_CHALLENGE_.
Find the lines containing the word "name" and copy every one of them.

_Part of a data file_.
+++++
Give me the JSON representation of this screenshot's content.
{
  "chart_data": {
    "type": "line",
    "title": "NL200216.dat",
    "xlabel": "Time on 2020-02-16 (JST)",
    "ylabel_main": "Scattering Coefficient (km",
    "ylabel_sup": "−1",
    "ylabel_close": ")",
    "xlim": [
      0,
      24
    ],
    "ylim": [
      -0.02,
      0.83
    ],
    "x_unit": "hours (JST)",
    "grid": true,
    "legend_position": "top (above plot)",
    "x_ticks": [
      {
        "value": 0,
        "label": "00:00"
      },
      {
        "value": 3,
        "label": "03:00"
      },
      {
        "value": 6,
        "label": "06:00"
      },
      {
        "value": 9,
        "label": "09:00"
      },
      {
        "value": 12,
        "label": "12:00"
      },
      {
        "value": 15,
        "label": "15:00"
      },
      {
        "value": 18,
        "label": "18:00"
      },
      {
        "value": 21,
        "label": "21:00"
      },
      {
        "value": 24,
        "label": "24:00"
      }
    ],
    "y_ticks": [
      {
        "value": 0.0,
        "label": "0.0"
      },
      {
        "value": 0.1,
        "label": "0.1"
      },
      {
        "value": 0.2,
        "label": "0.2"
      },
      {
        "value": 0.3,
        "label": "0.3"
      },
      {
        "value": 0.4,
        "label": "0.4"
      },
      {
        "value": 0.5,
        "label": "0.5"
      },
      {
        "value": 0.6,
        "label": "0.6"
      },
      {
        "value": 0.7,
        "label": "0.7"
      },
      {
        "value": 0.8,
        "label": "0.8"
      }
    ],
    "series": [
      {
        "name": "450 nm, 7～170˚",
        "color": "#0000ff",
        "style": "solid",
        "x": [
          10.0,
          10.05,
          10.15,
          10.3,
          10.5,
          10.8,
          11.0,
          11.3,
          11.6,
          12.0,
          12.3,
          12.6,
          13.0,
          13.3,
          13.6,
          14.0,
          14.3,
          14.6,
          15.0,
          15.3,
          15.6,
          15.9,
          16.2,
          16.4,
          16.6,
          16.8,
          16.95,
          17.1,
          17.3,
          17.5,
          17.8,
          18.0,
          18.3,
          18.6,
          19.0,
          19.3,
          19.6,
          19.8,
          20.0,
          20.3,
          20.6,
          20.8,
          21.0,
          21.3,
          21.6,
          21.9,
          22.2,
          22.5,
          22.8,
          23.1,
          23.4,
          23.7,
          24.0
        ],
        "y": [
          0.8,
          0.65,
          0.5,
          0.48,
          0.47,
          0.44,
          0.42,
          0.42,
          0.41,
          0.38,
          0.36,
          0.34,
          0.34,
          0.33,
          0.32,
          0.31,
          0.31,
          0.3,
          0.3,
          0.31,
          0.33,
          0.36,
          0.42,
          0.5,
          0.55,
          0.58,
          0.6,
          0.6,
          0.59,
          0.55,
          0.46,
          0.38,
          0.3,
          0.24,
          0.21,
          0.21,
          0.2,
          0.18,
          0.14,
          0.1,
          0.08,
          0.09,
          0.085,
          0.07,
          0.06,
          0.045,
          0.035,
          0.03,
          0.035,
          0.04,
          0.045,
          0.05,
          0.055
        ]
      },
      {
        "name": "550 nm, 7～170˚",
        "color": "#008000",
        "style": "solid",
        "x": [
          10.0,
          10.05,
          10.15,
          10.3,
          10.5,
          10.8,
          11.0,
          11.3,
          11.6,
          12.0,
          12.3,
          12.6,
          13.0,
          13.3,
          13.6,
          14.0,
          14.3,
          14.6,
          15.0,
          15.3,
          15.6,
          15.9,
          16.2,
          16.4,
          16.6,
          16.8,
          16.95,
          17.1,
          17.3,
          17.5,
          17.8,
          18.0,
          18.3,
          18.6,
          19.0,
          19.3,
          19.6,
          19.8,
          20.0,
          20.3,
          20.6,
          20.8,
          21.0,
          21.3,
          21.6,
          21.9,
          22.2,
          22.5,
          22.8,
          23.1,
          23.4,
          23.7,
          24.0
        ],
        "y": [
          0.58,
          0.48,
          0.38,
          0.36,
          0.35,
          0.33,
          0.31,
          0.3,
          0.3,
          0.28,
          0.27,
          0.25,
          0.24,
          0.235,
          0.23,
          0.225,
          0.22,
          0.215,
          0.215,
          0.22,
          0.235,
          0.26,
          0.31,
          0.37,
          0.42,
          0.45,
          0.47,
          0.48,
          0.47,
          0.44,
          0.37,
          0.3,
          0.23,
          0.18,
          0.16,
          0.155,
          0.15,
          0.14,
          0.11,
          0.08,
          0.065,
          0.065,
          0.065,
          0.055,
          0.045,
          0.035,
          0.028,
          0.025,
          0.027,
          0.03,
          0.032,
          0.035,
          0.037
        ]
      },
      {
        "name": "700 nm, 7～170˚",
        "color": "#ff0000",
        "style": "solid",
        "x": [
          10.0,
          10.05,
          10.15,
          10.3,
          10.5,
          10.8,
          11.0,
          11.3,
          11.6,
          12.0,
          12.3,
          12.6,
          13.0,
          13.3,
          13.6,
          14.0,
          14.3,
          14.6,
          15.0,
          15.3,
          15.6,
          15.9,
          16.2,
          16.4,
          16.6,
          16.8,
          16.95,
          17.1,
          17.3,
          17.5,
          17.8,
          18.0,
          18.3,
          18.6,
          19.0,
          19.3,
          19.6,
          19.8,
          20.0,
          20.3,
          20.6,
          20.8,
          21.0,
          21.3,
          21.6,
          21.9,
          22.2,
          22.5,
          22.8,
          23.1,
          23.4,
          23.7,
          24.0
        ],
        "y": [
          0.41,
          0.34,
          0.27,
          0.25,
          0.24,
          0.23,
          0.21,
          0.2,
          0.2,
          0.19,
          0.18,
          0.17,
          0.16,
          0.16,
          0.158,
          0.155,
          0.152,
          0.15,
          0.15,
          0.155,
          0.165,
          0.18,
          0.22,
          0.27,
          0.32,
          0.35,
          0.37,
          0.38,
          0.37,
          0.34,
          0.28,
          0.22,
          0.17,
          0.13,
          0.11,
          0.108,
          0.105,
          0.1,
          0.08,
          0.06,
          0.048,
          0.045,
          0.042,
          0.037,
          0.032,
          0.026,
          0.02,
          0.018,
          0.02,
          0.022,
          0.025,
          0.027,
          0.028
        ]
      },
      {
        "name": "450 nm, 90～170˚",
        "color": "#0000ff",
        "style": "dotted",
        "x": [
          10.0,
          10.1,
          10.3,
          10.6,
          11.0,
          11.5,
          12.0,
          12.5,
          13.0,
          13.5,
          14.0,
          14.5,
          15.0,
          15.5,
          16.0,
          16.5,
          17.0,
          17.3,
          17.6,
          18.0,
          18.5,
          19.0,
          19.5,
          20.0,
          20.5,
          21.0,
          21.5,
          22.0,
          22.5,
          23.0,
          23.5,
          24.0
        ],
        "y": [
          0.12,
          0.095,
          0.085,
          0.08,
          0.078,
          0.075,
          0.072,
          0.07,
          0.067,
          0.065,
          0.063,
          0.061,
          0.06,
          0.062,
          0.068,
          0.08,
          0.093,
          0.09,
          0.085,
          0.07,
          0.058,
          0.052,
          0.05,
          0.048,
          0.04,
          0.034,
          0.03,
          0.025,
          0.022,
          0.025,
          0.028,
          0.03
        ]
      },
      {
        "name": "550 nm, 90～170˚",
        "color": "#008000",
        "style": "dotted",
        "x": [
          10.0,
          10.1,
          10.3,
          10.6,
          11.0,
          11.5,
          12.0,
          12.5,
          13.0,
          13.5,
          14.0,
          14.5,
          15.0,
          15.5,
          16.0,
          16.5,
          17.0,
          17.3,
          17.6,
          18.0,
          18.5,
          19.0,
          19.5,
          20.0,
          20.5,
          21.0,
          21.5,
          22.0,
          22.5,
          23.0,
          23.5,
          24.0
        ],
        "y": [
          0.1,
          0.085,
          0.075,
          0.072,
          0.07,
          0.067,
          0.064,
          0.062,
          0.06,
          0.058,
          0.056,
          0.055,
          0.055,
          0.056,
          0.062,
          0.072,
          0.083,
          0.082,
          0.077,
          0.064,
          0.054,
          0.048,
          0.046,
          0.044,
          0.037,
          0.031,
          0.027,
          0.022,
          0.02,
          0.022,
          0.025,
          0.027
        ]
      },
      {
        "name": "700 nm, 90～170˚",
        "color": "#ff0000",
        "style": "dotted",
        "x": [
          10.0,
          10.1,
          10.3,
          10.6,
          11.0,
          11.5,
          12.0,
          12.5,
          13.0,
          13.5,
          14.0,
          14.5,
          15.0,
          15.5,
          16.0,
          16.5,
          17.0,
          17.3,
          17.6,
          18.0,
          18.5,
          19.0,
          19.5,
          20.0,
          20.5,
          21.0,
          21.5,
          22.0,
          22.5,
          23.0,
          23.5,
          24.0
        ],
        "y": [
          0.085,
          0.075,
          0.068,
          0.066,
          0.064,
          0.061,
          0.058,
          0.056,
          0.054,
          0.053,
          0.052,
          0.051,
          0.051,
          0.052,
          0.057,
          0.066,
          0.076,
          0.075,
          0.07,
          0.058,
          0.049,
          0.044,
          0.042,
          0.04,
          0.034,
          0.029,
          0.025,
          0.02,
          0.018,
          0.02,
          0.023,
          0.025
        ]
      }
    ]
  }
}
+++++
_SOLUTION TO THE EXERCISE_.
        "name": "450 nm, 7～170˚",
        "name": "550 nm, 7～170˚",
        "name": "700 nm, 7～170˚",
        "name": "450 nm, 90～170˚",
        "name": "550 nm, 90～170˚",
        "name": "700 nm, 90～170˚",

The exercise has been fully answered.